— PROBLEM DETAILS —
Omit all images, then return the remaining material exactly as it stands.
━━━━━━━━━━━━━━━━━━━━━━━━━━━━━━
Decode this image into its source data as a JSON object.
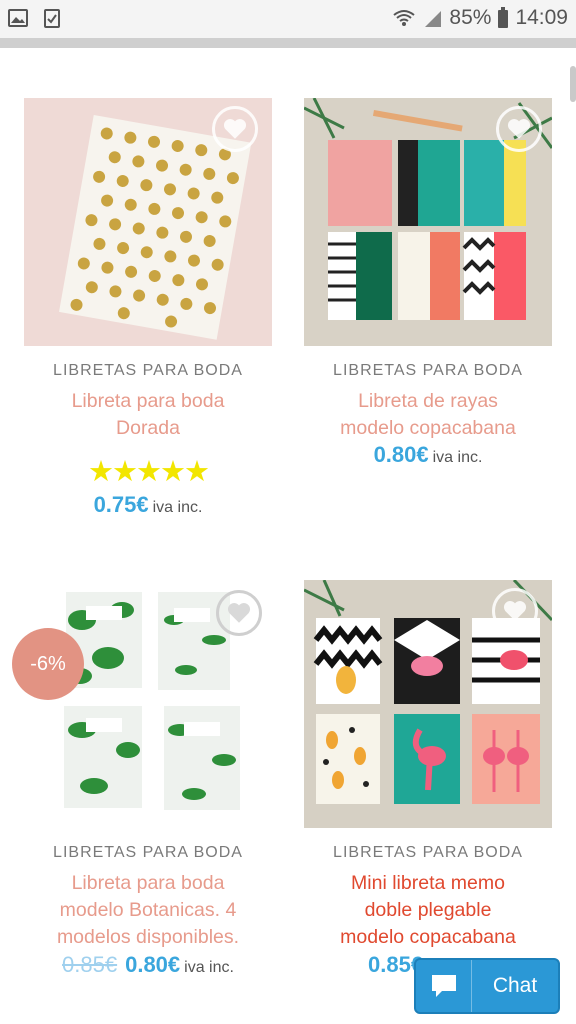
{
  "status_bar": {
    "battery": "85%",
    "time": "14:09",
    "icons": [
      "image-icon",
      "clipboard-check-icon",
      "wifi-icon",
      "signal-icon",
      "battery-icon"
    ]
  },
  "products": [
    {
      "category": "LIBRETAS PARA BODA",
      "title_line1": "Libreta para boda",
      "title_line2": "Dorada",
      "rating_stars": "★★★★★",
      "rating": 5,
      "price": "0.75€",
      "tax_note": "iva inc."
    },
    {
      "category": "LIBRETAS PARA BODA",
      "title_line1": "Libreta de rayas",
      "title_line2": "modelo copacabana",
      "price": "0.80€",
      "tax_note": "iva inc."
    },
    {
      "category": "LIBRETAS PARA BODA",
      "title_line1": "Libreta para boda",
      "title_line2": "modelo Botanicas. 4",
      "title_line3": "modelos disponibles.",
      "old_price": "0.85€",
      "price": "0.80€",
      "tax_note": "iva inc.",
      "discount": "-6%"
    },
    {
      "category": "LIBRETAS PARA BODA",
      "title_line1": "Mini libreta memo",
      "title_line2": "doble plegable",
      "title_line3": "modelo copacabana",
      "price": "0.85€"
    }
  ],
  "chat": {
    "label": "Chat",
    "icon": "chat-bubble-icon"
  },
  "colors": {
    "title": "#e79b8c",
    "title_active": "#e0492f",
    "price": "#3aa6dd",
    "stars": "#f2e600",
    "discount_badge": "#e29383",
    "chat_button": "#2b98d6"
  }
}
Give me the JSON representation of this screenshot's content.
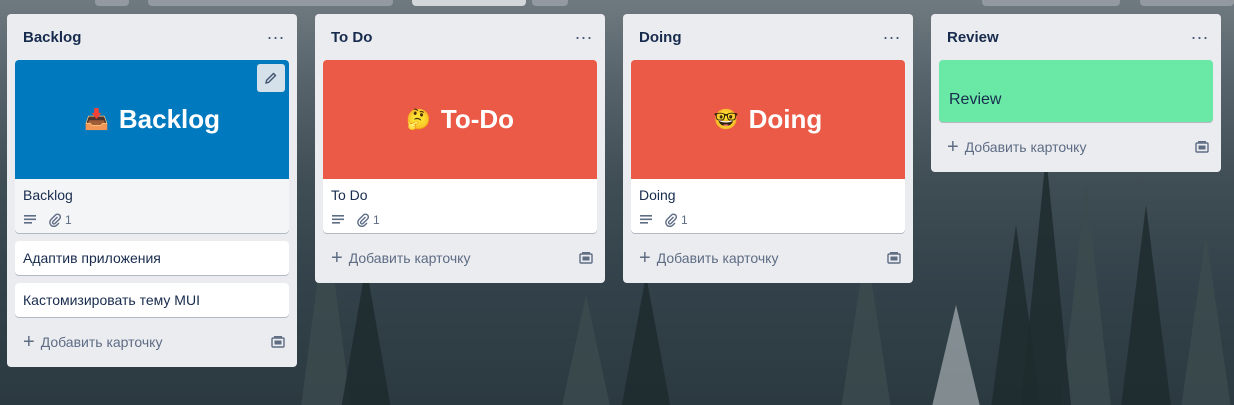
{
  "lists": [
    {
      "title": "Backlog",
      "cover_card": {
        "cover_text": "Backlog",
        "cover_emoji": "📥",
        "cover_color": "#0079bf",
        "title": "Backlog",
        "attachments": "1"
      },
      "cards": [
        "Адаптив приложения",
        "Кастомизировать тему MUI"
      ],
      "add_label": "Добавить карточку"
    },
    {
      "title": "To Do",
      "cover_card": {
        "cover_text": "To-Do",
        "cover_emoji": "🤔",
        "cover_color": "#eb5a46",
        "title": "To Do",
        "attachments": "1"
      },
      "add_label": "Добавить карточку"
    },
    {
      "title": "Doing",
      "cover_card": {
        "cover_text": "Doing",
        "cover_emoji": "🤓",
        "cover_color": "#eb5a46",
        "title": "Doing",
        "attachments": "1"
      },
      "add_label": "Добавить карточку"
    },
    {
      "title": "Review",
      "label_card": {
        "text": "Review",
        "color": "#6ae9a6"
      },
      "add_label": "Добавить карточку"
    }
  ],
  "icons": {
    "menu": "more-icon",
    "description": "description-icon",
    "attachment": "paperclip-icon",
    "template": "card-template-icon",
    "edit": "pencil-icon"
  }
}
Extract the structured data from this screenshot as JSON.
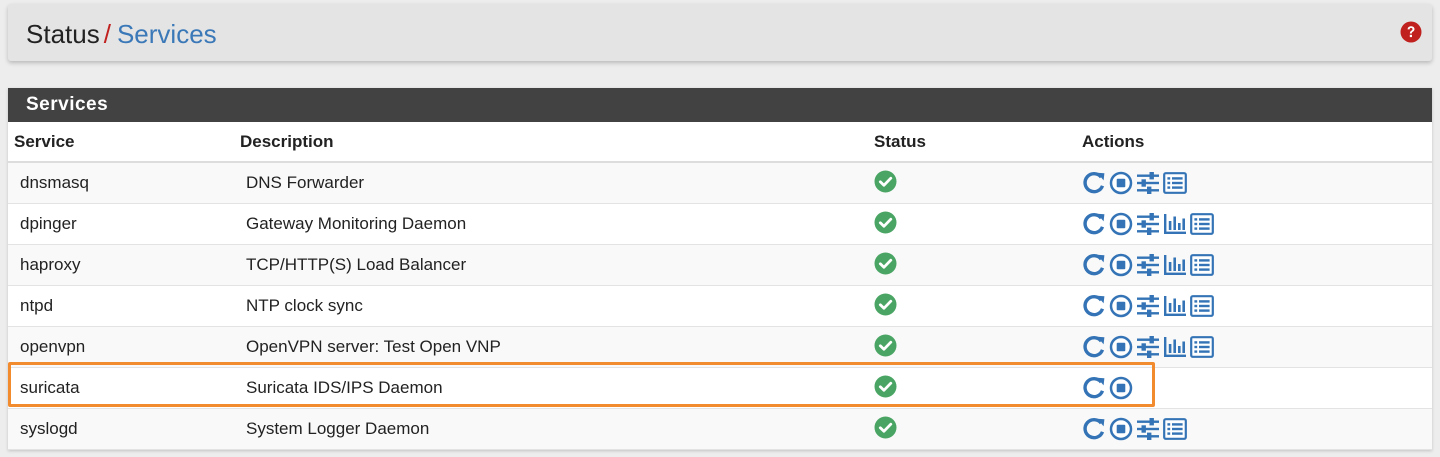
{
  "breadcrumb": {
    "parent": "Status",
    "separator": "/",
    "current": "Services"
  },
  "panel": {
    "title": "Services"
  },
  "table": {
    "headers": {
      "service": "Service",
      "description": "Description",
      "status": "Status",
      "actions": "Actions"
    },
    "rows": [
      {
        "service": "dnsmasq",
        "description": "DNS Forwarder",
        "actions": [
          "restart",
          "stop",
          "settings",
          "logs"
        ]
      },
      {
        "service": "dpinger",
        "description": "Gateway Monitoring Daemon",
        "actions": [
          "restart",
          "stop",
          "settings",
          "graph",
          "logs"
        ]
      },
      {
        "service": "haproxy",
        "description": "TCP/HTTP(S) Load Balancer",
        "actions": [
          "restart",
          "stop",
          "settings",
          "graph",
          "logs"
        ]
      },
      {
        "service": "ntpd",
        "description": "NTP clock sync",
        "actions": [
          "restart",
          "stop",
          "settings",
          "graph",
          "logs"
        ]
      },
      {
        "service": "openvpn",
        "description": "OpenVPN server: Test Open VNP",
        "actions": [
          "restart",
          "stop",
          "settings",
          "graph",
          "logs"
        ]
      },
      {
        "service": "suricata",
        "description": "Suricata IDS/IPS Daemon",
        "actions": [
          "restart",
          "stop"
        ],
        "highlighted": true
      },
      {
        "service": "syslogd",
        "description": "System Logger Daemon",
        "actions": [
          "restart",
          "stop",
          "settings",
          "logs"
        ]
      }
    ]
  },
  "icons": {
    "help": "help-circle-icon",
    "status_running": "check-circle-icon",
    "restart": "restart-icon",
    "stop": "stop-circle-icon",
    "settings": "sliders-icon",
    "graph": "bar-chart-icon",
    "logs": "list-icon"
  },
  "colors": {
    "link": "#3a78b8",
    "action_icon": "#3474b6",
    "status_ok": "#4aa564",
    "help": "#c0211f",
    "panel_heading": "#424242",
    "highlight": "#f28a2e"
  }
}
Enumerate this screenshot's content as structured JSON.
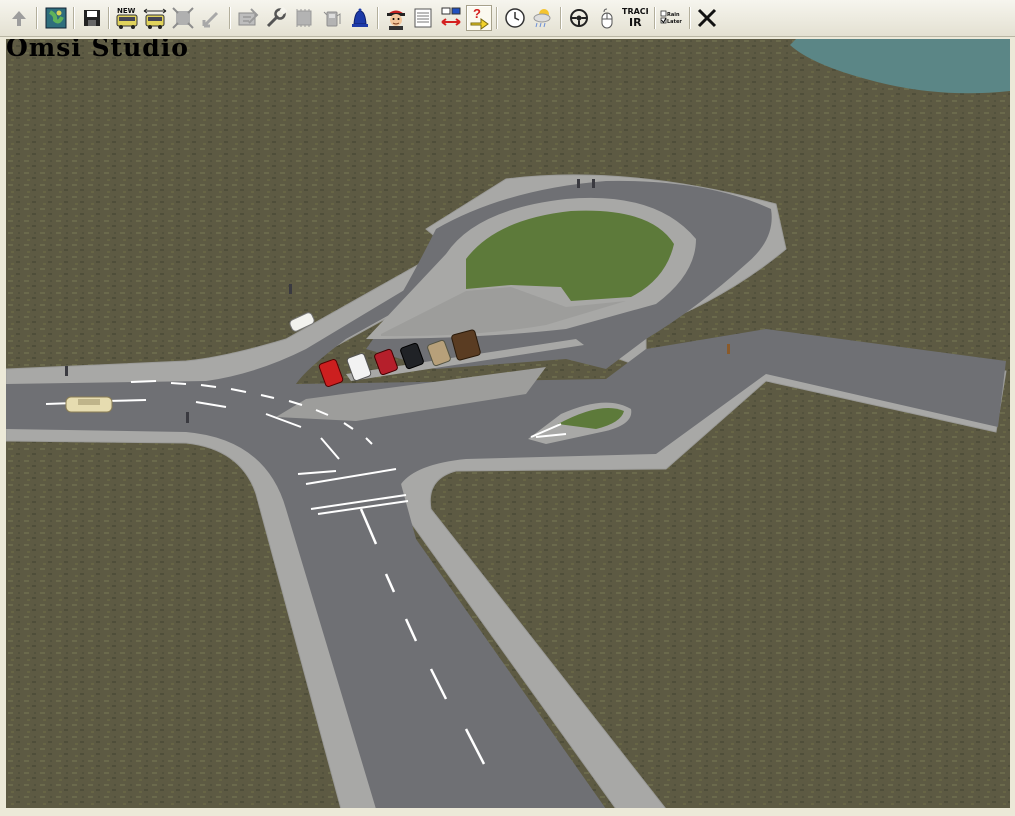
{
  "app": {
    "title": "Omsi Studio"
  },
  "toolbar": {
    "new_label": "NEW",
    "track_label_top": "TRACK",
    "track_label_bottom": "IR",
    "checkbox_top_label": "Rain",
    "checkbox_bottom_label": "Later"
  },
  "colors": {
    "grass": "#5d5a43",
    "asphalt": "#6f7074",
    "curb": "#a8a8a6",
    "lawn": "#5d7a3a",
    "water": "#5b8686"
  },
  "icons": [
    "up-arrow-icon",
    "map-icon",
    "save-icon",
    "new-bus-icon",
    "bus-resize-icon",
    "fit-view-icon",
    "pointer-icon",
    "bus-settings-icon",
    "wrench-icon",
    "chip-icon",
    "fuel-icon",
    "bell-icon",
    "driver-icon",
    "timetable-icon",
    "swap-icon",
    "help-icon",
    "clock-icon",
    "weather-icon",
    "steering-wheel-icon",
    "mouse-icon",
    "track-ir-icon",
    "checkbox-toggle-icon",
    "close-icon"
  ]
}
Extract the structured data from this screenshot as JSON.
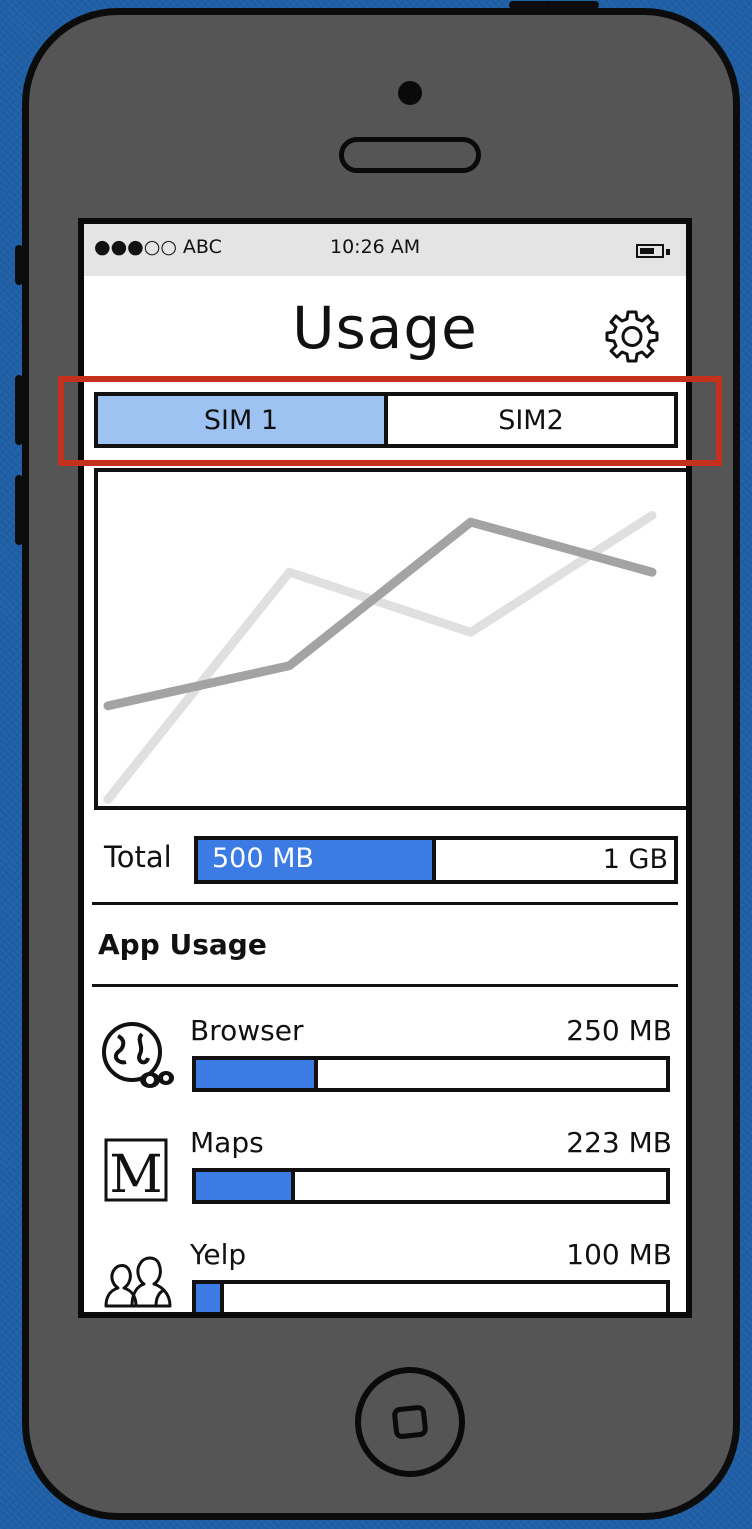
━━━━━━━━━━━━━━━━━━━━━━━━━━━━━━
— OUTPUT FOR THIS TASK —
Decode this image into its source data as a JSON object.
{
  "status_bar": {
    "battery": "85%",
    "time": "14:09",
    "icons": [
      "image-icon",
      "clipboard-check-icon",
      "wifi-icon",
      "signal-icon",
      "battery-icon"
    ]
  },
  "products": [
    {
      "category": "LIBRETAS PARA BODA",
      "title_line1": "Libreta para boda",
      "title_line2": "Dorada",
      "rating_stars": "★★★★★",
      "rating": 5,
      "price": "0.75€",
      "tax_note": "iva inc."
    },
    {
      "category": "LIBRETAS PARA BODA",
      "title_line1": "Libreta de rayas",
      "title_line2": "modelo copacabana",
      "price": "0.80€",
      "tax_note": "iva inc."
    },
    {
      "category": "LIBRETAS PARA BODA",
      "title_line1": "Libreta para boda",
      "title_line2": "modelo Botanicas. 4",
      "title_line3": "modelos disponibles.",
      "old_price": "0.85€",
      "price": "0.80€",
      "tax_note": "iva inc.",
      "discount": "-6%"
    },
    {
      "category": "LIBRETAS PARA BODA",
      "title_line1": "Mini libreta memo",
      "title_line2": "doble plegable",
      "title_line3": "modelo copacabana",
      "price": "0.85€"
    }
  ],
  "chat": {
    "label": "Chat",
    "icon": "chat-bubble-icon"
  },
  "colors": {
    "title": "#e79b8c",
    "title_active": "#e0492f",
    "price": "#3aa6dd",
    "stars": "#f2e600",
    "discount_badge": "#e29383",
    "chat_button": "#2b98d6"
  }
}
Give me the JSON representation of this screenshot's content.
{
  "lists": [
    {
      "title": "Backlog",
      "cover_card": {
        "cover_text": "Backlog",
        "cover_emoji": "📥",
        "cover_color": "#0079bf",
        "title": "Backlog",
        "attachments": "1"
      },
      "cards": [
        "Адаптив приложения",
        "Кастомизировать тему MUI"
      ],
      "add_label": "Добавить карточку"
    },
    {
      "title": "To Do",
      "cover_card": {
        "cover_text": "To-Do",
        "cover_emoji": "🤔",
        "cover_color": "#eb5a46",
        "title": "To Do",
        "attachments": "1"
      },
      "add_label": "Добавить карточку"
    },
    {
      "title": "Doing",
      "cover_card": {
        "cover_text": "Doing",
        "cover_emoji": "🤓",
        "cover_color": "#eb5a46",
        "title": "Doing",
        "attachments": "1"
      },
      "add_label": "Добавить карточку"
    },
    {
      "title": "Review",
      "label_card": {
        "text": "Review",
        "color": "#6ae9a6"
      },
      "add_label": "Добавить карточку"
    }
  ],
  "icons": {
    "menu": "more-icon",
    "description": "description-icon",
    "attachment": "paperclip-icon",
    "template": "card-template-icon",
    "edit": "pencil-icon"
  }
}
Extract the structured data from this screenshot as JSON.
{
  "breadcrumb": {
    "parent": "Status",
    "separator": "/",
    "current": "Services"
  },
  "panel": {
    "title": "Services"
  },
  "table": {
    "headers": {
      "service": "Service",
      "description": "Description",
      "status": "Status",
      "actions": "Actions"
    },
    "rows": [
      {
        "service": "dnsmasq",
        "description": "DNS Forwarder",
        "actions": [
          "restart",
          "stop",
          "settings",
          "logs"
        ]
      },
      {
        "service": "dpinger",
        "description": "Gateway Monitoring Daemon",
        "actions": [
          "restart",
          "stop",
          "settings",
          "graph",
          "logs"
        ]
      },
      {
        "service": "haproxy",
        "description": "TCP/HTTP(S) Load Balancer",
        "actions": [
          "restart",
          "stop",
          "settings",
          "graph",
          "logs"
        ]
      },
      {
        "service": "ntpd",
        "description": "NTP clock sync",
        "actions": [
          "restart",
          "stop",
          "settings",
          "graph",
          "logs"
        ]
      },
      {
        "service": "openvpn",
        "description": "OpenVPN server: Test Open VNP",
        "actions": [
          "restart",
          "stop",
          "settings",
          "graph",
          "logs"
        ]
      },
      {
        "service": "suricata",
        "description": "Suricata IDS/IPS Daemon",
        "actions": [
          "restart",
          "stop"
        ],
        "highlighted": true
      },
      {
        "service": "syslogd",
        "description": "System Logger Daemon",
        "actions": [
          "restart",
          "stop",
          "settings",
          "logs"
        ]
      }
    ]
  },
  "icons": {
    "help": "help-circle-icon",
    "status_running": "check-circle-icon",
    "restart": "restart-icon",
    "stop": "stop-circle-icon",
    "settings": "sliders-icon",
    "graph": "bar-chart-icon",
    "logs": "list-icon"
  },
  "colors": {
    "link": "#3a78b8",
    "action_icon": "#3474b6",
    "status_ok": "#4aa564",
    "help": "#c0211f",
    "panel_heading": "#424242",
    "highlight": "#f28a2e"
  }
}
Enumerate this screenshot's content as structured JSON.
{
  "app": {
    "title": "Omsi Studio"
  },
  "toolbar": {
    "new_label": "NEW",
    "track_label_top": "TRACK",
    "track_label_bottom": "IR",
    "checkbox_top_label": "Rain",
    "checkbox_bottom_label": "Later"
  },
  "colors": {
    "grass": "#5d5a43",
    "asphalt": "#6f7074",
    "curb": "#a8a8a6",
    "lawn": "#5d7a3a",
    "water": "#5b8686"
  },
  "icons": [
    "up-arrow-icon",
    "map-icon",
    "save-icon",
    "new-bus-icon",
    "bus-resize-icon",
    "fit-view-icon",
    "pointer-icon",
    "bus-settings-icon",
    "wrench-icon",
    "chip-icon",
    "fuel-icon",
    "bell-icon",
    "driver-icon",
    "timetable-icon",
    "swap-icon",
    "help-icon",
    "clock-icon",
    "weather-icon",
    "steering-wheel-icon",
    "mouse-icon",
    "track-ir-icon",
    "checkbox-toggle-icon",
    "close-icon"
  ]
}
Extract the structured data from this screenshot as JSON.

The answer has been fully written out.